**Work to complete**
Leave out the pictures and repeat the rest of the material exactly.

**Supplied records**
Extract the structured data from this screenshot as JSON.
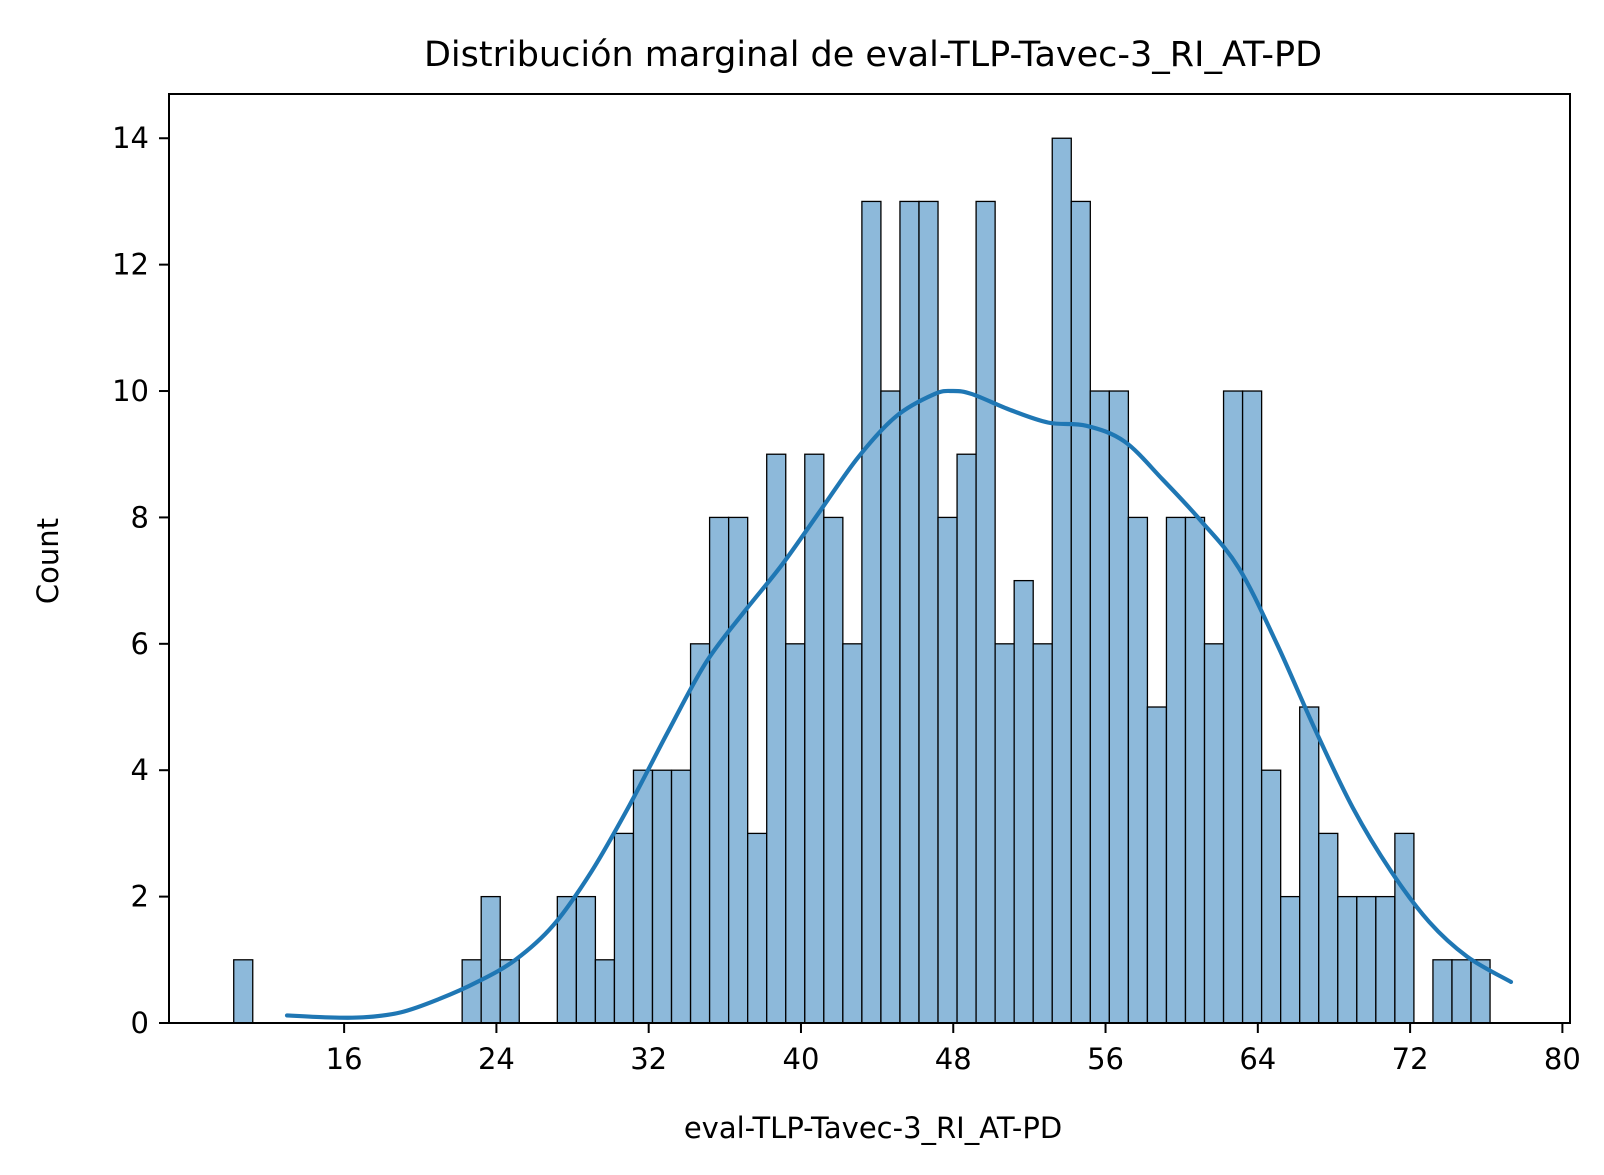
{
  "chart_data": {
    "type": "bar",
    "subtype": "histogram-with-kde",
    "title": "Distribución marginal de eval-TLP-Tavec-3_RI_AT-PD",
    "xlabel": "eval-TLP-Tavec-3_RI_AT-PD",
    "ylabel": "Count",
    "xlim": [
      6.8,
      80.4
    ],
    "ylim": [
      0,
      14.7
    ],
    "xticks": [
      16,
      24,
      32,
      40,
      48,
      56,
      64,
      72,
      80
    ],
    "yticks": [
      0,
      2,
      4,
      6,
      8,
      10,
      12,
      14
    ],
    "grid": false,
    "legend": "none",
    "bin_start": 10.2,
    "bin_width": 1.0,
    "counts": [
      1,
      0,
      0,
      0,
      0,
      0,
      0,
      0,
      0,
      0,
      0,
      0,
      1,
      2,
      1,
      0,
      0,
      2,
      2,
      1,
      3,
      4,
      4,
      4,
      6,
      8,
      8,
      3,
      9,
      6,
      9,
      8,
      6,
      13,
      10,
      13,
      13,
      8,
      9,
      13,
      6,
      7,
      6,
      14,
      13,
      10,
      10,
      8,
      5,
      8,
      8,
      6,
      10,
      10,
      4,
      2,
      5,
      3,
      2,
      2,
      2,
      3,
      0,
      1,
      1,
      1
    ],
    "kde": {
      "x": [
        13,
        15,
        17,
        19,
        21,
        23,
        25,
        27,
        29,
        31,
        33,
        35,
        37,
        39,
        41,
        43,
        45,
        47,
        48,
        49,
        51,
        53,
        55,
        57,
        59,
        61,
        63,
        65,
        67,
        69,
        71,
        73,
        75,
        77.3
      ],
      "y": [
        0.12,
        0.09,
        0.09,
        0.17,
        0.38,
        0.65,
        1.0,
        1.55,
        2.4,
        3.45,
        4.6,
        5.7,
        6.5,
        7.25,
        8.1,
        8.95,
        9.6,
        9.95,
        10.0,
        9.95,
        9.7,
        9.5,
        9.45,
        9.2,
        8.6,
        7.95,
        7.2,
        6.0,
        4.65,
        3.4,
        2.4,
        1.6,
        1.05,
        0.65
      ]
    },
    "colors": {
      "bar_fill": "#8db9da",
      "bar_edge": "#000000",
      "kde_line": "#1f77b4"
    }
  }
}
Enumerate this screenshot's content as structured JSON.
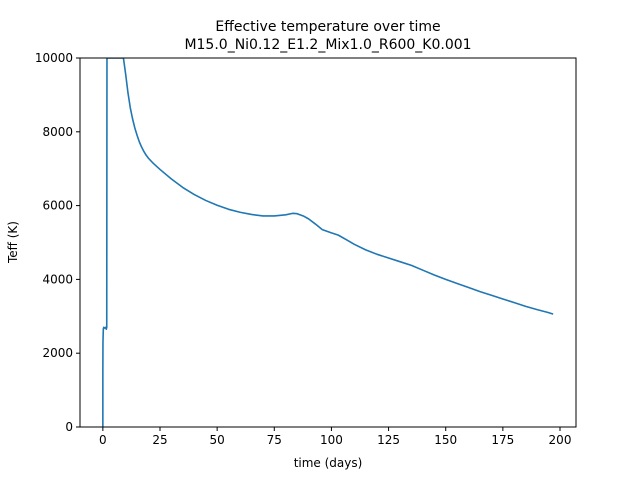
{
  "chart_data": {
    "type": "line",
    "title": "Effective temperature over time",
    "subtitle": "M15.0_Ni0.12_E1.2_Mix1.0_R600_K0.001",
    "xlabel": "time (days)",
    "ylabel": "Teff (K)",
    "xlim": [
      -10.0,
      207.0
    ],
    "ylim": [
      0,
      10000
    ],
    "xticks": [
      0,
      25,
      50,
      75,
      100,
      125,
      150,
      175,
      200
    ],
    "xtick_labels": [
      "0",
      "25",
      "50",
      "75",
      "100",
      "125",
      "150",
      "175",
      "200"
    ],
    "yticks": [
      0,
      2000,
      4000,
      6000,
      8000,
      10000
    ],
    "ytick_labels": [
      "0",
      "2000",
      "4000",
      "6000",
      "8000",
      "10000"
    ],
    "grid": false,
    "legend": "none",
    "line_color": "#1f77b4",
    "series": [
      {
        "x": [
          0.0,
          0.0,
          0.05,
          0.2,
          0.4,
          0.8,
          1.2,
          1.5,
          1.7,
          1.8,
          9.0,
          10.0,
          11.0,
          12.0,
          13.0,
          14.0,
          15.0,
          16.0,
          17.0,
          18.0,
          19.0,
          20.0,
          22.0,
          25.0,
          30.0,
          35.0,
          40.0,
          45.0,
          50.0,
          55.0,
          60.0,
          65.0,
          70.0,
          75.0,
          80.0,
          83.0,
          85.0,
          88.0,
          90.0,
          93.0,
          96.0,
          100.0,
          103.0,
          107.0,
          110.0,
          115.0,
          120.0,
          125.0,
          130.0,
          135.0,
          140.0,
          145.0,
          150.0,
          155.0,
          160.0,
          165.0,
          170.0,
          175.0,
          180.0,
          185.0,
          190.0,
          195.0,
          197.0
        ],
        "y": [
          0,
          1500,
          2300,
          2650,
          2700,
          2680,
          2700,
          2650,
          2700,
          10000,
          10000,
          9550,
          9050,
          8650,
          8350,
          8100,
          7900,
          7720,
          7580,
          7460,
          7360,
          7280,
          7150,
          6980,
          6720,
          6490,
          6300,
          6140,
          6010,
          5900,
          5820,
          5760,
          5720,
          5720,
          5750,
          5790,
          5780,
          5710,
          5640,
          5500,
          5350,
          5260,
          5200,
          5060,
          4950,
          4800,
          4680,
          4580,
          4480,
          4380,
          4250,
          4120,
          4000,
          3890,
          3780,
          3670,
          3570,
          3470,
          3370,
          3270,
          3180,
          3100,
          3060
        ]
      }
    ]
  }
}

**Reply**
Extract the structured data from this screenshot as JSON.
{
  "chart_data": {
    "type": "bar",
    "subtype": "histogram-with-kde",
    "title": "Distribución marginal de eval-TLP-Tavec-3_RI_AT-PD",
    "xlabel": "eval-TLP-Tavec-3_RI_AT-PD",
    "ylabel": "Count",
    "xlim": [
      6.8,
      80.4
    ],
    "ylim": [
      0,
      14.7
    ],
    "xticks": [
      16,
      24,
      32,
      40,
      48,
      56,
      64,
      72,
      80
    ],
    "yticks": [
      0,
      2,
      4,
      6,
      8,
      10,
      12,
      14
    ],
    "grid": false,
    "legend": "none",
    "bin_start": 10.2,
    "bin_width": 1.0,
    "counts": [
      1,
      0,
      0,
      0,
      0,
      0,
      0,
      0,
      0,
      0,
      0,
      0,
      1,
      2,
      1,
      0,
      0,
      2,
      2,
      1,
      3,
      4,
      4,
      4,
      6,
      8,
      8,
      3,
      9,
      6,
      9,
      8,
      6,
      13,
      10,
      13,
      13,
      8,
      9,
      13,
      6,
      7,
      6,
      14,
      13,
      10,
      10,
      8,
      5,
      8,
      8,
      6,
      10,
      10,
      4,
      2,
      5,
      3,
      2,
      2,
      2,
      3,
      0,
      1,
      1,
      1
    ],
    "kde": {
      "x": [
        13,
        15,
        17,
        19,
        21,
        23,
        25,
        27,
        29,
        31,
        33,
        35,
        37,
        39,
        41,
        43,
        45,
        47,
        48,
        49,
        51,
        53,
        55,
        57,
        59,
        61,
        63,
        65,
        67,
        69,
        71,
        73,
        75,
        77.3
      ],
      "y": [
        0.12,
        0.09,
        0.09,
        0.17,
        0.38,
        0.65,
        1.0,
        1.55,
        2.4,
        3.45,
        4.6,
        5.7,
        6.5,
        7.25,
        8.1,
        8.95,
        9.6,
        9.95,
        10.0,
        9.95,
        9.7,
        9.5,
        9.45,
        9.2,
        8.6,
        7.95,
        7.2,
        6.0,
        4.65,
        3.4,
        2.4,
        1.6,
        1.05,
        0.65
      ]
    },
    "colors": {
      "bar_fill": "#8db9da",
      "bar_edge": "#000000",
      "kde_line": "#1f77b4"
    }
  }
}
Enumerate this screenshot's content as structured JSON.
{
  "chart_data": {
    "type": "line",
    "title": "Effective temperature over time",
    "subtitle": "M15.0_Ni0.12_E1.2_Mix1.0_R600_K0.001",
    "xlabel": "time (days)",
    "ylabel": "Teff (K)",
    "xlim": [
      -10.0,
      207.0
    ],
    "ylim": [
      0,
      10000
    ],
    "xticks": [
      0,
      25,
      50,
      75,
      100,
      125,
      150,
      175,
      200
    ],
    "xtick_labels": [
      "0",
      "25",
      "50",
      "75",
      "100",
      "125",
      "150",
      "175",
      "200"
    ],
    "yticks": [
      0,
      2000,
      4000,
      6000,
      8000,
      10000
    ],
    "ytick_labels": [
      "0",
      "2000",
      "4000",
      "6000",
      "8000",
      "10000"
    ],
    "grid": false,
    "legend": "none",
    "line_color": "#1f77b4",
    "series": [
      {
        "x": [
          0.0,
          0.0,
          0.05,
          0.2,
          0.4,
          0.8,
          1.2,
          1.5,
          1.7,
          1.8,
          9.0,
          10.0,
          11.0,
          12.0,
          13.0,
          14.0,
          15.0,
          16.0,
          17.0,
          18.0,
          19.0,
          20.0,
          22.0,
          25.0,
          30.0,
          35.0,
          40.0,
          45.0,
          50.0,
          55.0,
          60.0,
          65.0,
          70.0,
          75.0,
          80.0,
          83.0,
          85.0,
          88.0,
          90.0,
          93.0,
          96.0,
          100.0,
          103.0,
          107.0,
          110.0,
          115.0,
          120.0,
          125.0,
          130.0,
          135.0,
          140.0,
          145.0,
          150.0,
          155.0,
          160.0,
          165.0,
          170.0,
          175.0,
          180.0,
          185.0,
          190.0,
          195.0,
          197.0
        ],
        "y": [
          0,
          1500,
          2300,
          2650,
          2700,
          2680,
          2700,
          2650,
          2700,
          10000,
          10000,
          9550,
          9050,
          8650,
          8350,
          8100,
          7900,
          7720,
          7580,
          7460,
          7360,
          7280,
          7150,
          6980,
          6720,
          6490,
          6300,
          6140,
          6010,
          5900,
          5820,
          5760,
          5720,
          5720,
          5750,
          5790,
          5780,
          5710,
          5640,
          5500,
          5350,
          5260,
          5200,
          5060,
          4950,
          4800,
          4680,
          4580,
          4480,
          4380,
          4250,
          4120,
          4000,
          3890,
          3780,
          3670,
          3570,
          3470,
          3370,
          3270,
          3180,
          3100,
          3060
        ]
      }
    ]
  }
}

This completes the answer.